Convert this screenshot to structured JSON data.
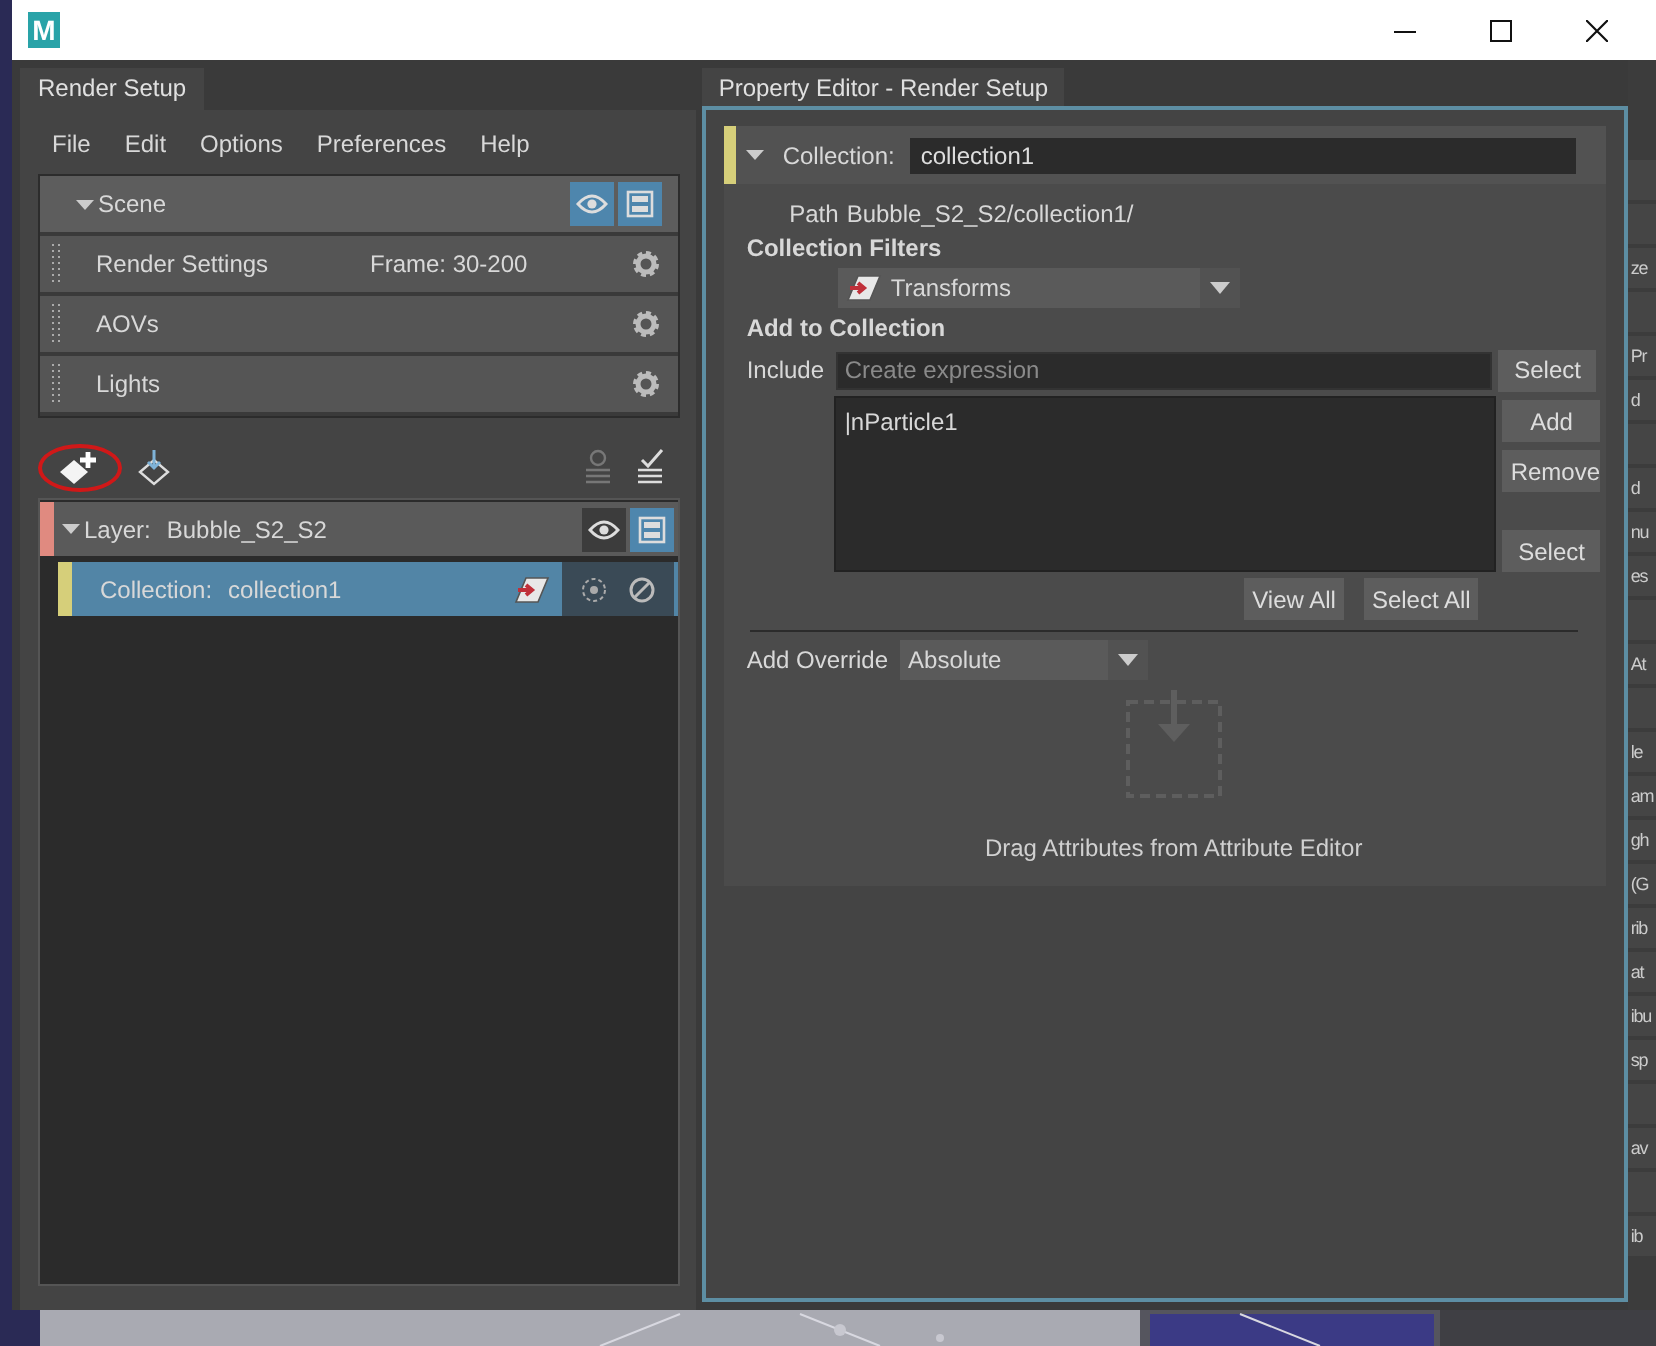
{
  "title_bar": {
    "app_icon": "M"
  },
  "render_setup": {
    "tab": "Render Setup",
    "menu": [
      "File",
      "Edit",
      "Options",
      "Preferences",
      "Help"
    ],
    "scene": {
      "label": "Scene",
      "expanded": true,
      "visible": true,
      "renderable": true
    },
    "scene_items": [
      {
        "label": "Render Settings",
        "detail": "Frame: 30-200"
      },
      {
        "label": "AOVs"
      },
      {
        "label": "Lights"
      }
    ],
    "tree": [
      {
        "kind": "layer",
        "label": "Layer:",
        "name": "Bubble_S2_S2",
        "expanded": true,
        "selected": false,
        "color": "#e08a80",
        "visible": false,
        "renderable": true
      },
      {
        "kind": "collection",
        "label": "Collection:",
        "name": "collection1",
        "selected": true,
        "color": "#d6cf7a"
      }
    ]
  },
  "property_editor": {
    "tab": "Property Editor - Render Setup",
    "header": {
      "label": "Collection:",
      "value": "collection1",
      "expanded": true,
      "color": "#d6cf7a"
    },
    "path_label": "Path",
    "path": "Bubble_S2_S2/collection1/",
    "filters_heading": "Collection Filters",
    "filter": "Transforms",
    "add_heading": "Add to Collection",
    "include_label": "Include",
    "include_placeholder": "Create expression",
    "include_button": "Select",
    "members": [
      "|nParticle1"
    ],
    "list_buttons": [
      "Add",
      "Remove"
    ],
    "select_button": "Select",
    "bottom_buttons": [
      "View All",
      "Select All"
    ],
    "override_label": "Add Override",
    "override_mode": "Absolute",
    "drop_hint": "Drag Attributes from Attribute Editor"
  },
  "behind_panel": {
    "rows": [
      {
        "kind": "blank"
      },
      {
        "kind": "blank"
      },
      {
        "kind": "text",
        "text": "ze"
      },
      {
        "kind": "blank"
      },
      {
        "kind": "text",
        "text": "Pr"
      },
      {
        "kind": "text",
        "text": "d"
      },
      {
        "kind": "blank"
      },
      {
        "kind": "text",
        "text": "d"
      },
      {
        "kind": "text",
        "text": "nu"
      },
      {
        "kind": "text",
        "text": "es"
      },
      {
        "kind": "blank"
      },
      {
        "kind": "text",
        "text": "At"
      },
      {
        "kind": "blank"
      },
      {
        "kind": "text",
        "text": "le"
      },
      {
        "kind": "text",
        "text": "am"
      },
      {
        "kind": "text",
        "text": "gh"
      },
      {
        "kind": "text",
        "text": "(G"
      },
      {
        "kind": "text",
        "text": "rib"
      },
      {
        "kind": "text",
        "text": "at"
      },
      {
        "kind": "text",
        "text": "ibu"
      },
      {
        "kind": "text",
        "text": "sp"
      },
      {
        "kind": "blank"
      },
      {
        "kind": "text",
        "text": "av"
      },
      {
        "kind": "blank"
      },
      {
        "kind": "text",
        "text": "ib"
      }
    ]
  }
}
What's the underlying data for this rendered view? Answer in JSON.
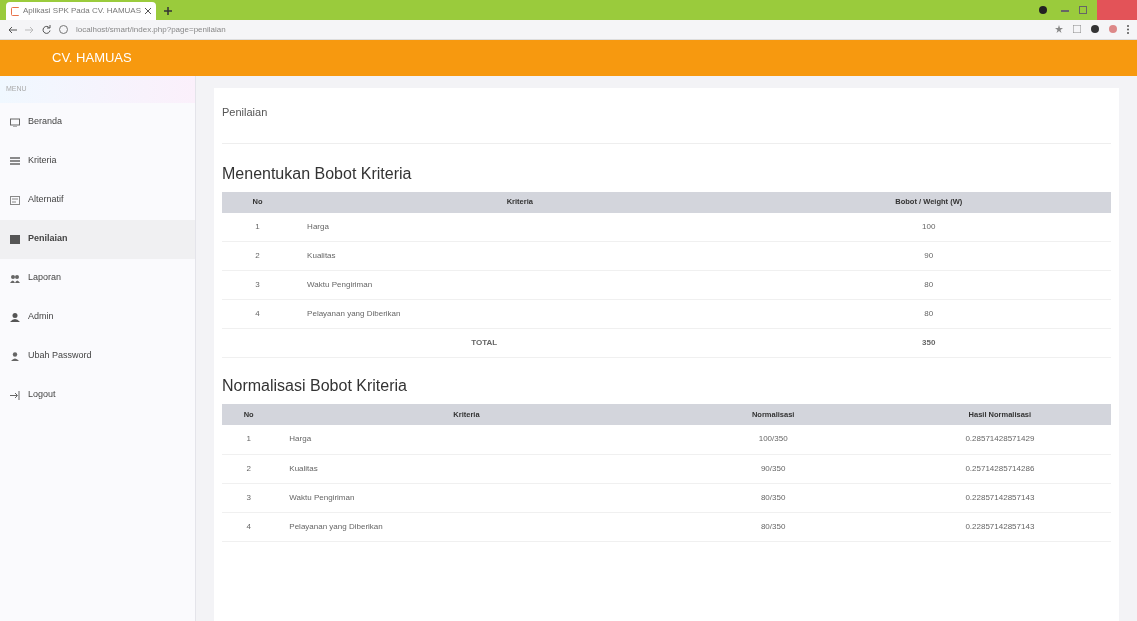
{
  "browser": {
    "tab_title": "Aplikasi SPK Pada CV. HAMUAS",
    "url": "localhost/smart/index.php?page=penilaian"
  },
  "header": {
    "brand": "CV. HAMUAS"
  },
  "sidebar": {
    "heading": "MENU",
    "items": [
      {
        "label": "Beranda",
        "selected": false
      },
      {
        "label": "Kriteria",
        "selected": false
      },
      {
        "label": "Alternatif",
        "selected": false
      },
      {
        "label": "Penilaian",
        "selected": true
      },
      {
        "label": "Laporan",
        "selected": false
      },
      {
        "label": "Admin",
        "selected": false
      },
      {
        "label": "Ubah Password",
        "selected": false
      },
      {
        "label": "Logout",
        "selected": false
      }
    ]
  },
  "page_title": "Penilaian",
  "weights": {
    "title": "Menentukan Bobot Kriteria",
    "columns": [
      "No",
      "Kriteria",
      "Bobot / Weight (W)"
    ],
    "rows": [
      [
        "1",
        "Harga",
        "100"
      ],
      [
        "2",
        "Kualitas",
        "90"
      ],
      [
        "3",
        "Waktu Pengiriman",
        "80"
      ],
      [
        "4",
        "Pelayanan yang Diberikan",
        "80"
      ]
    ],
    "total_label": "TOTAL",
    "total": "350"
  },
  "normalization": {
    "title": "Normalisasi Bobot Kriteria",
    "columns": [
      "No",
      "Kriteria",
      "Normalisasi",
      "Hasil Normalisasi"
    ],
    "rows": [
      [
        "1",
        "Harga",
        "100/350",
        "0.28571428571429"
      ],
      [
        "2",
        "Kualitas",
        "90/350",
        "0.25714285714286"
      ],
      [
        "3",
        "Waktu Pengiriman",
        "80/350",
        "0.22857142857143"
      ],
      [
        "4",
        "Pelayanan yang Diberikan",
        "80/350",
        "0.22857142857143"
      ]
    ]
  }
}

******

◆ What you should do
Exactly reproduce the entries above, minus the pictures.

◆ Expected output
Convert this screenshot to structured JSON data.
{
  "title_bar": {
    "app_icon": "M"
  },
  "render_setup": {
    "tab": "Render Setup",
    "menu": [
      "File",
      "Edit",
      "Options",
      "Preferences",
      "Help"
    ],
    "scene": {
      "label": "Scene",
      "expanded": true,
      "visible": true,
      "renderable": true
    },
    "scene_items": [
      {
        "label": "Render Settings",
        "detail": "Frame: 30-200"
      },
      {
        "label": "AOVs"
      },
      {
        "label": "Lights"
      }
    ],
    "tree": [
      {
        "kind": "layer",
        "label": "Layer:",
        "name": "Bubble_S2_S2",
        "expanded": true,
        "selected": false,
        "color": "#e08a80",
        "visible": false,
        "renderable": true
      },
      {
        "kind": "collection",
        "label": "Collection:",
        "name": "collection1",
        "selected": true,
        "color": "#d6cf7a"
      }
    ]
  },
  "property_editor": {
    "tab": "Property Editor - Render Setup",
    "header": {
      "label": "Collection:",
      "value": "collection1",
      "expanded": true,
      "color": "#d6cf7a"
    },
    "path_label": "Path",
    "path": "Bubble_S2_S2/collection1/",
    "filters_heading": "Collection Filters",
    "filter": "Transforms",
    "add_heading": "Add to Collection",
    "include_label": "Include",
    "include_placeholder": "Create expression",
    "include_button": "Select",
    "members": [
      "|nParticle1"
    ],
    "list_buttons": [
      "Add",
      "Remove"
    ],
    "select_button": "Select",
    "bottom_buttons": [
      "View All",
      "Select All"
    ],
    "override_label": "Add Override",
    "override_mode": "Absolute",
    "drop_hint": "Drag Attributes from Attribute Editor"
  },
  "behind_panel": {
    "rows": [
      {
        "kind": "blank"
      },
      {
        "kind": "blank"
      },
      {
        "kind": "text",
        "text": "ze"
      },
      {
        "kind": "blank"
      },
      {
        "kind": "text",
        "text": "Pr"
      },
      {
        "kind": "text",
        "text": "d"
      },
      {
        "kind": "blank"
      },
      {
        "kind": "text",
        "text": "d"
      },
      {
        "kind": "text",
        "text": "nu"
      },
      {
        "kind": "text",
        "text": "es"
      },
      {
        "kind": "blank"
      },
      {
        "kind": "text",
        "text": "At"
      },
      {
        "kind": "blank"
      },
      {
        "kind": "text",
        "text": "le"
      },
      {
        "kind": "text",
        "text": "am"
      },
      {
        "kind": "text",
        "text": "gh"
      },
      {
        "kind": "text",
        "text": "(G"
      },
      {
        "kind": "text",
        "text": "rib"
      },
      {
        "kind": "text",
        "text": "at"
      },
      {
        "kind": "text",
        "text": "ibu"
      },
      {
        "kind": "text",
        "text": "sp"
      },
      {
        "kind": "blank"
      },
      {
        "kind": "text",
        "text": "av"
      },
      {
        "kind": "blank"
      },
      {
        "kind": "text",
        "text": "ib"
      }
    ]
  }
}
What's the underlying data for this rendered view? Answer in JSON.
{
  "browser": {
    "tab_title": "Aplikasi SPK Pada CV. HAMUAS",
    "url": "localhost/smart/index.php?page=penilaian"
  },
  "header": {
    "brand": "CV. HAMUAS"
  },
  "sidebar": {
    "heading": "MENU",
    "items": [
      {
        "label": "Beranda",
        "selected": false
      },
      {
        "label": "Kriteria",
        "selected": false
      },
      {
        "label": "Alternatif",
        "selected": false
      },
      {
        "label": "Penilaian",
        "selected": true
      },
      {
        "label": "Laporan",
        "selected": false
      },
      {
        "label": "Admin",
        "selected": false
      },
      {
        "label": "Ubah Password",
        "selected": false
      },
      {
        "label": "Logout",
        "selected": false
      }
    ]
  },
  "page_title": "Penilaian",
  "weights": {
    "title": "Menentukan Bobot Kriteria",
    "columns": [
      "No",
      "Kriteria",
      "Bobot / Weight (W)"
    ],
    "rows": [
      [
        "1",
        "Harga",
        "100"
      ],
      [
        "2",
        "Kualitas",
        "90"
      ],
      [
        "3",
        "Waktu Pengiriman",
        "80"
      ],
      [
        "4",
        "Pelayanan yang Diberikan",
        "80"
      ]
    ],
    "total_label": "TOTAL",
    "total": "350"
  },
  "normalization": {
    "title": "Normalisasi Bobot Kriteria",
    "columns": [
      "No",
      "Kriteria",
      "Normalisasi",
      "Hasil Normalisasi"
    ],
    "rows": [
      [
        "1",
        "Harga",
        "100/350",
        "0.28571428571429"
      ],
      [
        "2",
        "Kualitas",
        "90/350",
        "0.25714285714286"
      ],
      [
        "3",
        "Waktu Pengiriman",
        "80/350",
        "0.22857142857143"
      ],
      [
        "4",
        "Pelayanan yang Diberikan",
        "80/350",
        "0.22857142857143"
      ]
    ]
  }
}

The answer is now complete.